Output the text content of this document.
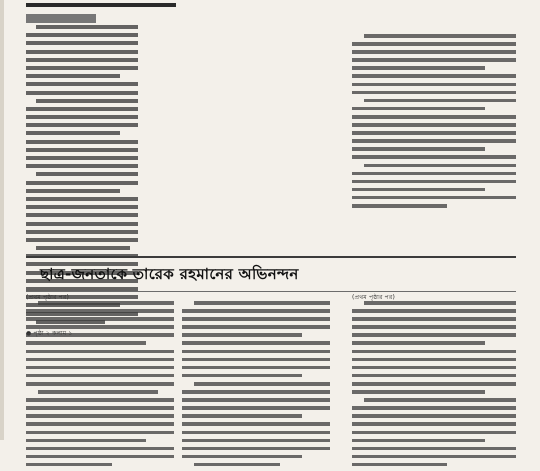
ছাত্র-জনতাকে তারেক রহমানের অভিনন্দন
(প্রথম পৃষ্ঠার পর)	(প্রথম পৃষ্ঠার পর)
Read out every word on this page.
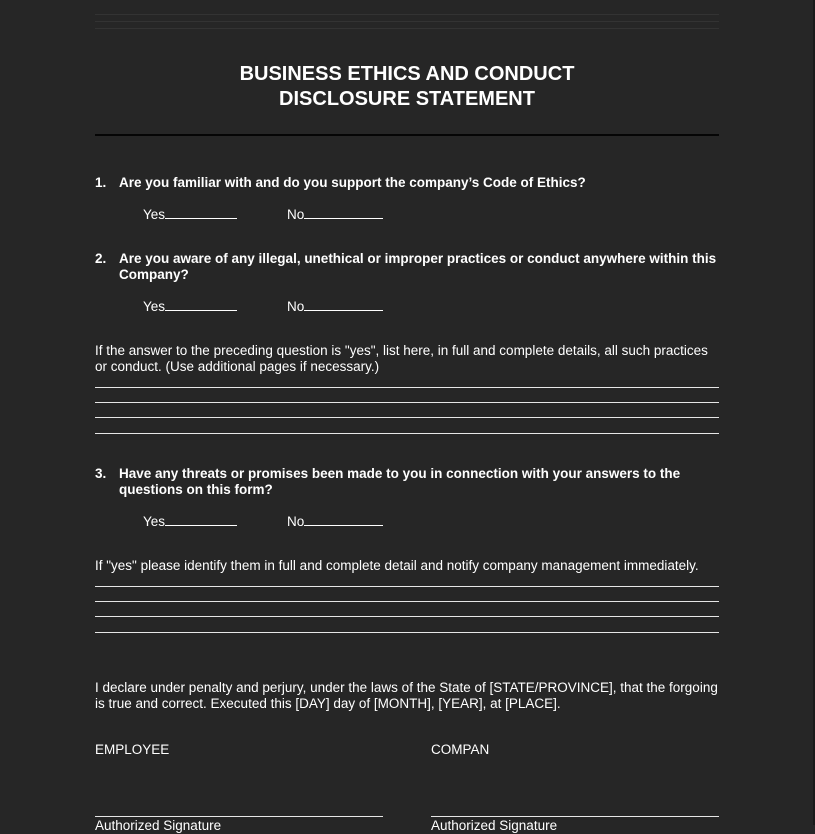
BUSINESS ETHICS AND CONDUCT
DISCLOSURE STATEMENT
1. Are you familiar with and do you support the company’s Code of Ethics?
Yes	No
2. Are you aware of any illegal, unethical or improper practices or conduct anywhere within this Company?
Yes	No
If the answer to the preceding question is "yes", list here, in full and complete details, all such practices or conduct. (Use additional pages if necessary.)
3. Have any threats or promises been made to you in connection with your answers to the questions on this form?
Yes	No
If "yes" please identify them in full and complete detail and notify company management immediately.
I declare under penalty and perjury, under the laws of the State of [STATE/PROVINCE], that the forgoing is true and correct. Executed this [DAY] day of [MONTH], [YEAR], at [PLACE].
EMPLOYEE	COMPAN
Authorized Signature	Authorized Signature
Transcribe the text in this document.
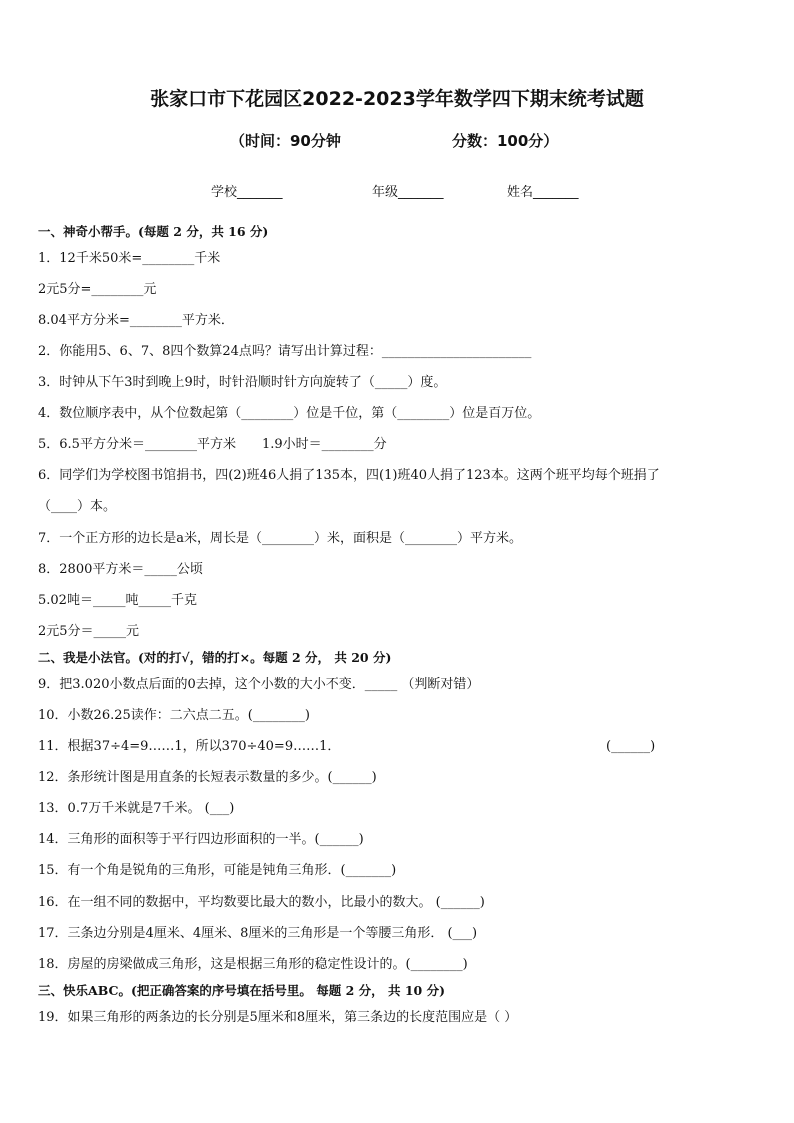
张家口市下花园区2022-2023学年数学四下期末统考试题
（时间：90分钟	分数：100分）
学校_______	年级_______	姓名_______
一、神奇小帮手。(每题 2 分，共 16 分)
1．12千米50米=________千米
2元5分=________元
8.04平方分米=________平方米．
2．你能用5、6、7、8四个数算24点吗？请写出计算过程：_______________________
3．时钟从下午3时到晚上9时，时针沿顺时针方向旋转了（_____）度。
4．数位顺序表中，从个位数起第（________）位是千位，第（________）位是百万位。
5．6.5平方分米＝________平方米　　1.9小时＝________分
6．同学们为学校图书馆捐书，四(2)班46人捐了135本，四(1)班40人捐了123本。这两个班平均每个班捐了
（____）本。
7．一个正方形的边长是a米，周长是（________）米，面积是（________）平方米。
8．2800平方米＝_____公顷
5.02吨＝_____吨_____千克
2元5分＝_____元
二、我是小法官。(对的打√，错的打×。每题 2 分， 共 20 分)
9．把3.020小数点后面的0去掉，这个小数的大小不变．_____ （判断对错）
10．小数26.25读作：二六点二五。(________)
11．根据37÷4=9……1，所以370÷40=9……1．	(______)
12．条形统计图是用直条的长短表示数量的多少。(______)
13．0.7万千米就是7千米。 (___)
14．三角形的面积等于平行四边形面积的一半。(______)
15．有一个角是锐角的三角形，可能是钝角三角形．(_______)
16．在一组不同的数据中，平均数要比最大的数小，比最小的数大。 (______)
17．三条边分别是4厘米、4厘米、8厘米的三角形是一个等腰三角形． (___)
18．房屋的房梁做成三角形，这是根据三角形的稳定性设计的。(________)
三、快乐ABC。(把正确答案的序号填在括号里。 每题 2 分， 共 10 分)
19．如果三角形的两条边的长分别是5厘米和8厘米，第三条边的长度范围应是（ ）
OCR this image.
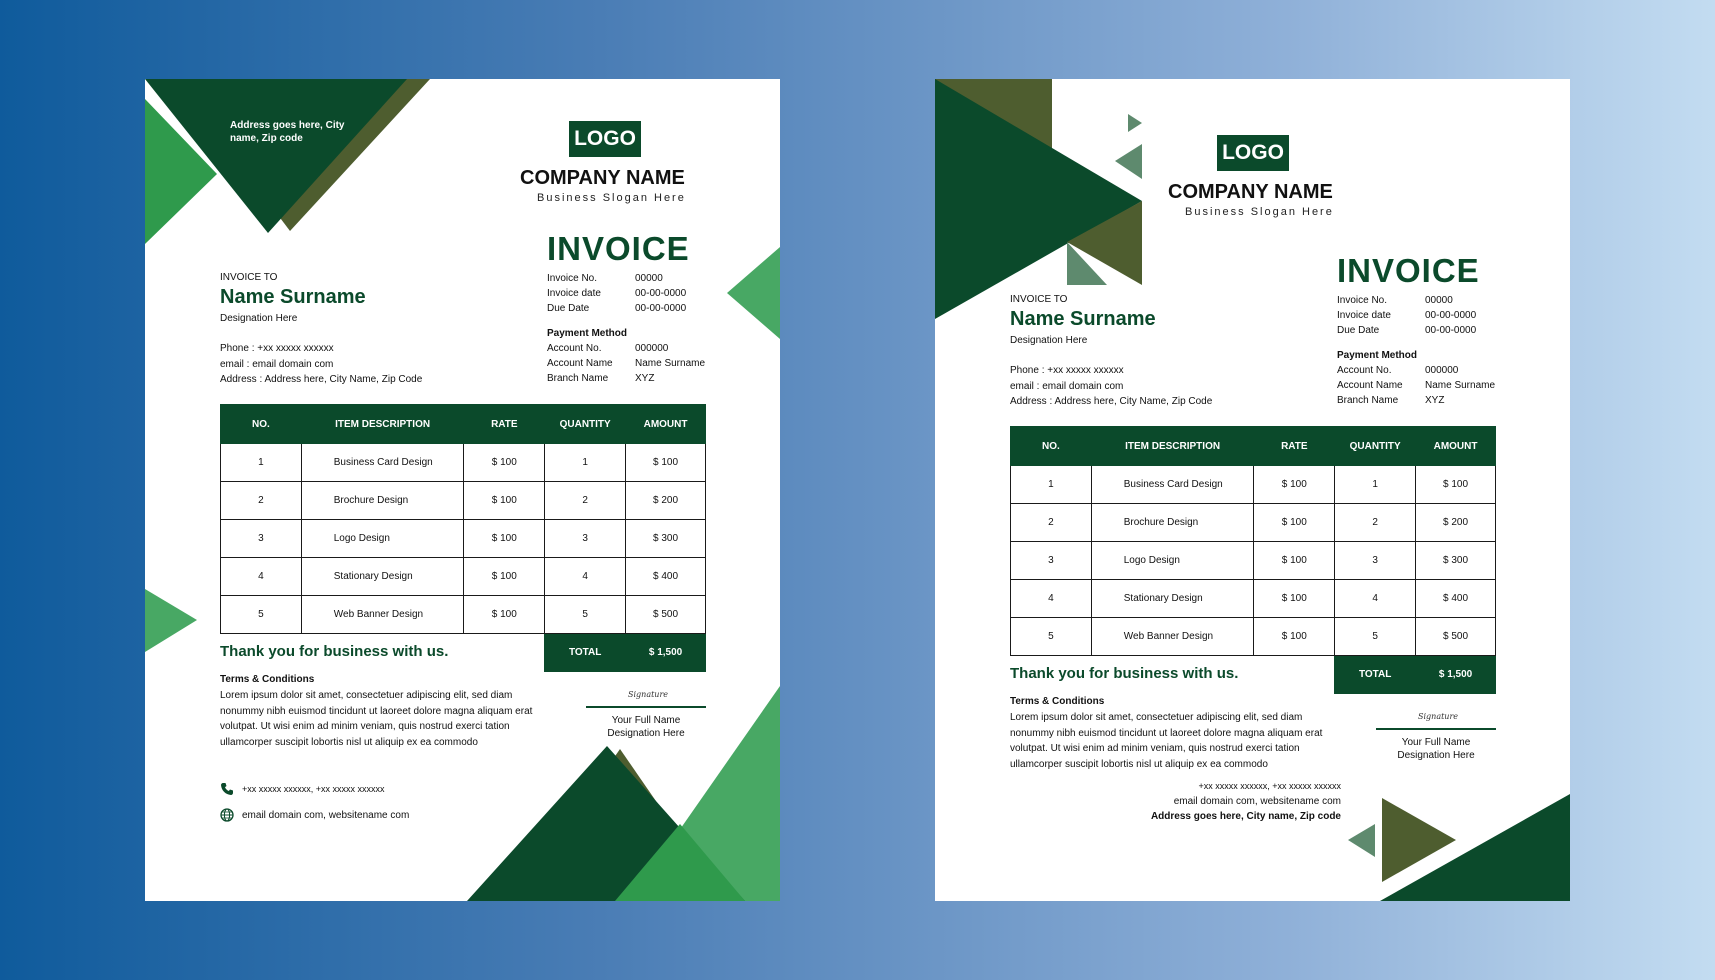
Address goes here, City name, Zip code	LOGO
COMPANY NAME
Business Slogan Here
INVOICE
INVOICE TO
Name Surname
Designation Here
Phone : +xx xxxxx xxxxxx
email : email domain com
Address : Address here, City Name, Zip Code
Invoice No.	00000
Invoice date	00-00-0000
Due Date	00-00-0000
Payment Method
Account No.	000000
Account Name	Name Surname
Branch Name	XYZ
NO.	ITEM DESCRIPTION	RATE	QUANTITY	AMOUNT
1	Business Card Design	$ 100	1	$ 100
2	Brochure Design	$ 100	2	$ 200
3	Logo Design	$ 100	3	$ 300
4	Stationary Design	$ 100	4	$ 400
5	Web Banner Design	$ 100	5	$ 500
			TOTAL	$ 1,500
Thank you for business with us.
Terms & Conditions
Lorem ipsum dolor sit amet, consectetuer adipiscing elit, sed diam nonummy nibh euismod tincidunt ut laoreet dolore magna aliquam erat volutpat. Ut wisi enim ad minim veniam, quis nostrud exerci tation ullamcorper suscipit lobortis nisl ut aliquip ex ea commodo
Signature
Your Full Name
Designation Here
+xx xxxxx xxxxxx, +xx xxxxx xxxxxx
email domain com, websitename com
LOGO
COMPANY NAME
Business Slogan Here
INVOICE
INVOICE TO
Name Surname
Designation Here
Phone : +xx xxxxx xxxxxx
email : email domain com
Address : Address here, City Name, Zip Code
Invoice No.	00000
Invoice date	00-00-0000
Due Date	00-00-0000
Payment Method
Account No.	000000
Account Name	Name Surname
Branch Name	XYZ
NO.	ITEM DESCRIPTION	RATE	QUANTITY	AMOUNT
1	Business Card Design	$ 100	1	$ 100
2	Brochure Design	$ 100	2	$ 200
3	Logo Design	$ 100	3	$ 300
4	Stationary Design	$ 100	4	$ 400
5	Web Banner Design	$ 100	5	$ 500
			TOTAL	$ 1,500
Thank you for business with us.
Terms & Conditions
Lorem ipsum dolor sit amet, consectetuer adipiscing elit, sed diam nonummy nibh euismod tincidunt ut laoreet dolore magna aliquam erat volutpat. Ut wisi enim ad minim veniam, quis nostrud exerci tation ullamcorper suscipit lobortis nisl ut aliquip ex ea commodo
Signature
Your Full Name
Designation Here
+xx xxxxx xxxxxx, +xx xxxxx xxxxxx
email domain com, websitename com
Address goes here, City name, Zip code
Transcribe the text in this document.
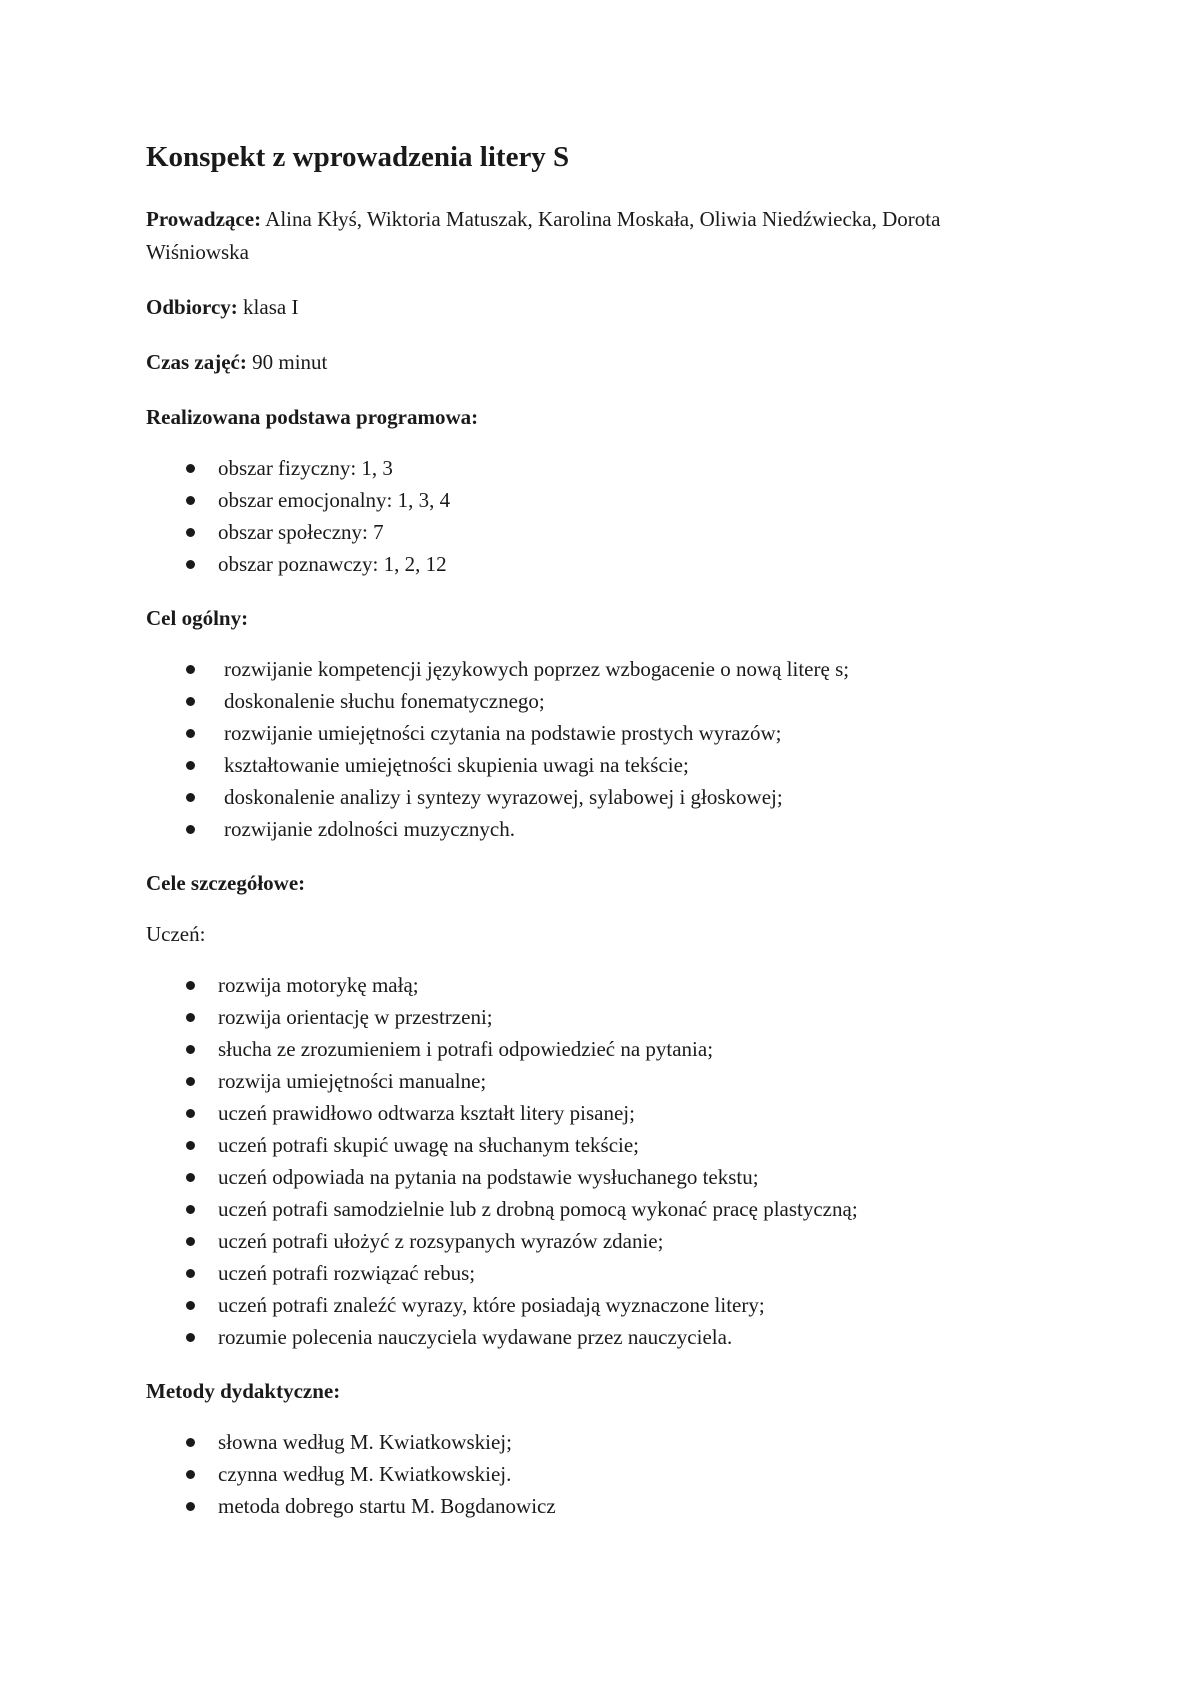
Konspekt z wprowadzenia litery S

Prowadzące: Alina Kłyś, Wiktoria Matuszak, Karolina Moskała, Oliwia Niedźwiecka, Dorota Wiśniowska

Odbiorcy: klasa I

Czas zajęć: 90 minut

Realizowana podstawa programowa:

obszar fizyczny: 1, 3
obszar emocjonalny: 1, 3, 4
obszar społeczny: 7
obszar poznawczy: 1, 2, 12

Cel ogólny:

rozwijanie kompetencji językowych poprzez wzbogacenie o nową literę s;
doskonalenie słuchu fonematycznego;
rozwijanie umiejętności czytania na podstawie prostych wyrazów;
kształtowanie umiejętności skupienia uwagi na tekście;
doskonalenie analizy i syntezy wyrazowej, sylabowej i głoskowej;
rozwijanie zdolności muzycznych.

Cele szczegółowe:

Uczeń:

rozwija motorykę małą;
rozwija orientację w przestrzeni;
słucha ze zrozumieniem i potrafi odpowiedzieć na pytania;
rozwija umiejętności manualne;
uczeń prawidłowo odtwarza kształt litery pisanej;
uczeń potrafi skupić uwagę na słuchanym tekście;
uczeń odpowiada na pytania na podstawie wysłuchanego tekstu;
uczeń potrafi samodzielnie lub z drobną pomocą wykonać pracę plastyczną;
uczeń potrafi ułożyć z rozsypanych wyrazów zdanie;
uczeń potrafi rozwiązać rebus;
uczeń potrafi znaleźć wyrazy, które posiadają wyznaczone litery;
rozumie polecenia nauczyciela wydawane przez nauczyciela.

Metody dydaktyczne:

słowna według M. Kwiatkowskiej;
czynna według M. Kwiatkowskiej.
metoda dobrego startu M. Bogdanowicz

━━━━━━━━━━━━━━━━━━━━━━━━━━━━━━

» EXERCISE
Retype every entry verbatim and exclude the pictures from the copy.

» WRITTEN RESPONSE
Output the text content of this document.
ছাত্র-জনতাকে তারেক রহমানের অভিনন্দন
(প্রথম পৃষ্ঠার পর)	(প্রথম পৃষ্ঠার পর)
Read out every word on this page.
BUSINESS ETHICS AND CONDUCT
DISCLOSURE STATEMENT
1. Are you familiar with and do you support the company’s Code of Ethics?
Yes	No
2. Are you aware of any illegal, unethical or improper practices or conduct anywhere within this Company?
Yes	No
If the answer to the preceding question is "yes", list here, in full and complete details, all such practices or conduct. (Use additional pages if necessary.)
3. Have any threats or promises been made to you in connection with your answers to the questions on this form?
Yes	No
If "yes" please identify them in full and complete detail and notify company management immediately.
I declare under penalty and perjury, under the laws of the State of [STATE/PROVINCE], that the forgoing is true and correct. Executed this [DAY] day of [MONTH], [YEAR], at [PLACE].
EMPLOYEE	COMPAN
Authorized Signature	Authorized Signature
Transcribe the text in this document.
张家口市下花园区2022-2023学年数学四下期末统考试题
（时间：90分钟	分数：100分）
学校_______	年级_______	姓名_______
一、神奇小帮手。(每题 2 分，共 16 分)
1．12千米50米=________千米
2元5分=________元
8.04平方分米=________平方米．
2．你能用5、6、7、8四个数算24点吗？请写出计算过程：_______________________
3．时钟从下午3时到晚上9时，时针沿顺时针方向旋转了（_____）度。
4．数位顺序表中，从个位数起第（________）位是千位，第（________）位是百万位。
5．6.5平方分米＝________平方米　　1.9小时＝________分
6．同学们为学校图书馆捐书，四(2)班46人捐了135本，四(1)班40人捐了123本。这两个班平均每个班捐了
（____）本。
7．一个正方形的边长是a米，周长是（________）米，面积是（________）平方米。
8．2800平方米＝_____公顷
5.02吨＝_____吨_____千克
2元5分＝_____元
二、我是小法官。(对的打√，错的打×。每题 2 分， 共 20 分)
9．把3.020小数点后面的0去掉，这个小数的大小不变．_____ （判断对错）
10．小数26.25读作：二六点二五。(________)
11．根据37÷4=9……1，所以370÷40=9……1．	(______)
12．条形统计图是用直条的长短表示数量的多少。(______)
13．0.7万千米就是7千米。 (___)
14．三角形的面积等于平行四边形面积的一半。(______)
15．有一个角是锐角的三角形，可能是钝角三角形．(_______)
16．在一组不同的数据中，平均数要比最大的数小，比最小的数大。 (______)
17．三条边分别是4厘米、4厘米、8厘米的三角形是一个等腰三角形． (___)
18．房屋的房梁做成三角形，这是根据三角形的稳定性设计的。(________)
三、快乐ABC。(把正确答案的序号填在括号里。 每题 2 分， 共 10 分)
19．如果三角形的两条边的长分别是5厘米和8厘米，第三条边的长度范围应是（ ）
OCR this image.
Address goes here, City name, Zip code	LOGO
COMPANY NAME
Business Slogan Here
INVOICE
INVOICE TO
Name Surname
Designation Here
Phone : +xx xxxxx xxxxxx
email : email domain com
Address : Address here, City Name, Zip Code
Invoice No.	00000
Invoice date	00-00-0000
Due Date	00-00-0000
Payment Method
Account No.	000000
Account Name	Name Surname
Branch Name	XYZ
NO.	ITEM DESCRIPTION	RATE	QUANTITY	AMOUNT
1	Business Card Design	$ 100	1	$ 100
2	Brochure Design	$ 100	2	$ 200
3	Logo Design	$ 100	3	$ 300
4	Stationary Design	$ 100	4	$ 400
5	Web Banner Design	$ 100	5	$ 500
			TOTAL	$ 1,500
Thank you for business with us.
Terms & Conditions
Lorem ipsum dolor sit amet, consectetuer adipiscing elit, sed diam nonummy nibh euismod tincidunt ut laoreet dolore magna aliquam erat volutpat. Ut wisi enim ad minim veniam, quis nostrud exerci tation ullamcorper suscipit lobortis nisl ut aliquip ex ea commodo
Signature
Your Full Name
Designation Here
+xx xxxxx xxxxxx, +xx xxxxx xxxxxx
email domain com, websitename com
LOGO
COMPANY NAME
Business Slogan Here
INVOICE
INVOICE TO
Name Surname
Designation Here
Phone : +xx xxxxx xxxxxx
email : email domain com
Address : Address here, City Name, Zip Code
Invoice No.	00000
Invoice date	00-00-0000
Due Date	00-00-0000
Payment Method
Account No.	000000
Account Name	Name Surname
Branch Name	XYZ
NO.	ITEM DESCRIPTION	RATE	QUANTITY	AMOUNT
1	Business Card Design	$ 100	1	$ 100
2	Brochure Design	$ 100	2	$ 200
3	Logo Design	$ 100	3	$ 300
4	Stationary Design	$ 100	4	$ 400
5	Web Banner Design	$ 100	5	$ 500
			TOTAL	$ 1,500
Thank you for business with us.
Terms & Conditions
Lorem ipsum dolor sit amet, consectetuer adipiscing elit, sed diam nonummy nibh euismod tincidunt ut laoreet dolore magna aliquam erat volutpat. Ut wisi enim ad minim veniam, quis nostrud exerci tation ullamcorper suscipit lobortis nisl ut aliquip ex ea commodo
Signature
Your Full Name
Designation Here
+xx xxxxx xxxxxx, +xx xxxxx xxxxxx
email domain com, websitename com
Address goes here, City name, Zip code
Transcribe the text in this document.
Konspekt z wprowadzenia litery S

Prowadzące: Alina Kłyś, Wiktoria Matuszak, Karolina Moskała, Oliwia Niedźwiecka, Dorota Wiśniowska

Odbiorcy: klasa I

Czas zajęć: 90 minut

Realizowana podstawa programowa:

obszar fizyczny: 1, 3
obszar emocjonalny: 1, 3, 4
obszar społeczny: 7
obszar poznawczy: 1, 2, 12

Cel ogólny:

rozwijanie kompetencji językowych poprzez wzbogacenie o nową literę s;
doskonalenie słuchu fonematycznego;
rozwijanie umiejętności czytania na podstawie prostych wyrazów;
kształtowanie umiejętności skupienia uwagi na tekście;
doskonalenie analizy i syntezy wyrazowej, sylabowej i głoskowej;
rozwijanie zdolności muzycznych.

Cele szczegółowe:

Uczeń:

rozwija motorykę małą;
rozwija orientację w przestrzeni;
słucha ze zrozumieniem i potrafi odpowiedzieć na pytania;
rozwija umiejętności manualne;
uczeń prawidłowo odtwarza kształt litery pisanej;
uczeń potrafi skupić uwagę na słuchanym tekście;
uczeń odpowiada na pytania na podstawie wysłuchanego tekstu;
uczeń potrafi samodzielnie lub z drobną pomocą wykonać pracę plastyczną;
uczeń potrafi ułożyć z rozsypanych wyrazów zdanie;
uczeń potrafi rozwiązać rebus;
uczeń potrafi znaleźć wyrazy, które posiadają wyznaczone litery;
rozumie polecenia nauczyciela wydawane przez nauczyciela.

Metody dydaktyczne:

słowna według M. Kwiatkowskiej;
czynna według M. Kwiatkowskiej.
metoda dobrego startu M. Bogdanowicz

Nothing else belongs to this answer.